SELECTION:
## Begin

So far many people mentioned to you that updating software on clients
and on network devices is very expensive, complicated and slow process
- and those people have been through that process before.
You believe quite the opposite, that it's easy and could be done
overnight but so far we have not seen any data supporting your point
of view.

Maybe your arguments would be more convincing if you can do the following:
- get IPv10 supported in at least one major operating system and by at
least one major routers/switches vendor
- get a canary deployment in a reasonably sized network (preferably
including 'bring-your-own' device, various access technologies and
indeed Internet access over IPv10)
- come back to IETF with the deployment success story and some data on
the deployability of your protocol and tell us about lessons learned.

Then we might continue this discussion.

> -----Original Message-----
> From: Tom Herbert [mailto:tom@herbertland.com]
> Sent: Friday, March 31, 2017 4:19 PM
> To: Khaled Omar
> Cc: Bless, Roland (TM); int-area@ietf.org
> Subject: Re: [Int-area] Fw: Continuing IPv10 I-D discussion.
>
> On Fri, Mar 31, 2017 at 5:13 AM, Khaled Omar <eng.khaled.omar@hotmail.com> wrote:
>>> As has been stated again and again. Your proposal would have been interesting if it was presented in 1995, or perhaps even in 2000.
>>
>> FYI, IPv10 will allow IPv4 to communicate to IPv6 and vice versa, how can it be interesting if it was presented before IPv6 was even developed !
>>
>>> Most likely, even if Microsoft could be convinced that IPv10 is something they need to support, this would only happen in Windows 10. Then we have the rest of the ecosystem with access routers, load balancers, SAVI-functionality for BCP38 compliance in access devices, core routers etc.

## End

(Spatial layout data)

## Begin

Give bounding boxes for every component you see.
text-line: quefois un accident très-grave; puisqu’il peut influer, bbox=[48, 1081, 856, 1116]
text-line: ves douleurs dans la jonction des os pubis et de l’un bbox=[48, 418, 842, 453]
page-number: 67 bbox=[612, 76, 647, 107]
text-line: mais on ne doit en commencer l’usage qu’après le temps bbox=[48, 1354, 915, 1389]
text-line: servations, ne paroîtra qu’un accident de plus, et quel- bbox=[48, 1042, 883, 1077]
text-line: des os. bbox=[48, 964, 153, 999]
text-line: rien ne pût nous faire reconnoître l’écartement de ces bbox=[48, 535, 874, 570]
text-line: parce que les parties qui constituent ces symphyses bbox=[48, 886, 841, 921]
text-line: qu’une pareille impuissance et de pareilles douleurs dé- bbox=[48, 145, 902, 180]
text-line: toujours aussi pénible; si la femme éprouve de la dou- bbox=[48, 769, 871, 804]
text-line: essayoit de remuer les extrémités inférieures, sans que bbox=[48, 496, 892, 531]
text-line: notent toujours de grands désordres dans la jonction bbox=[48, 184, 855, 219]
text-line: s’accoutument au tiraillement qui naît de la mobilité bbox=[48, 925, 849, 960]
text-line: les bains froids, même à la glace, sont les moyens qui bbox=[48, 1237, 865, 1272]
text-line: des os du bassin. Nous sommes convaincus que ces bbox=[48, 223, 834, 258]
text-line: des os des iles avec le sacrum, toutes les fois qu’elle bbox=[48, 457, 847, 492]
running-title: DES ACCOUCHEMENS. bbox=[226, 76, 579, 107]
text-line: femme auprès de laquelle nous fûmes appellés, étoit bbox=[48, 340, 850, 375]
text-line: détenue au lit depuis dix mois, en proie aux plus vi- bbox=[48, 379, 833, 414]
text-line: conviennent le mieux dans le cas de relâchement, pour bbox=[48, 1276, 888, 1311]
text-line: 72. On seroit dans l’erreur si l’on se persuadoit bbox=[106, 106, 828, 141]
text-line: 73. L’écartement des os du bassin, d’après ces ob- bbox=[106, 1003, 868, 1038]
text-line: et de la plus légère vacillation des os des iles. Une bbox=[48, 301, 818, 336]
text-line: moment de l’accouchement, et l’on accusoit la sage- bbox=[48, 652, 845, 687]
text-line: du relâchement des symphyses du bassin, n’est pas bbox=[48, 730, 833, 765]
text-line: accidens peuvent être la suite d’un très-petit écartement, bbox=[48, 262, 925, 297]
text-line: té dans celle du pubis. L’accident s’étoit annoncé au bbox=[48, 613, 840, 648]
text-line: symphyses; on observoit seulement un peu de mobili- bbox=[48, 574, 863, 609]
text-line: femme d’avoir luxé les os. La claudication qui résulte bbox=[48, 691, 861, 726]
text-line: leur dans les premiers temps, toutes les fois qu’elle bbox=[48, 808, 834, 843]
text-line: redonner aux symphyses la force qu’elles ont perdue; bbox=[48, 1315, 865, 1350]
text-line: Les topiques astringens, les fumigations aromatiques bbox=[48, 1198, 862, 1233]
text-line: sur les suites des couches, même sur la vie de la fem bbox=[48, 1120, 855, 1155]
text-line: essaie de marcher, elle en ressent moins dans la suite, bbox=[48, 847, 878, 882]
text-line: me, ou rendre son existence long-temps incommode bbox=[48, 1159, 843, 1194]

## End

DO THIS: In the quoted part of the email above, what does Khaled Omar say IPv10 will allow?

ANSWER BELOW: IPv10 will allow IPv4 to communicate with IPv6 and vice versa.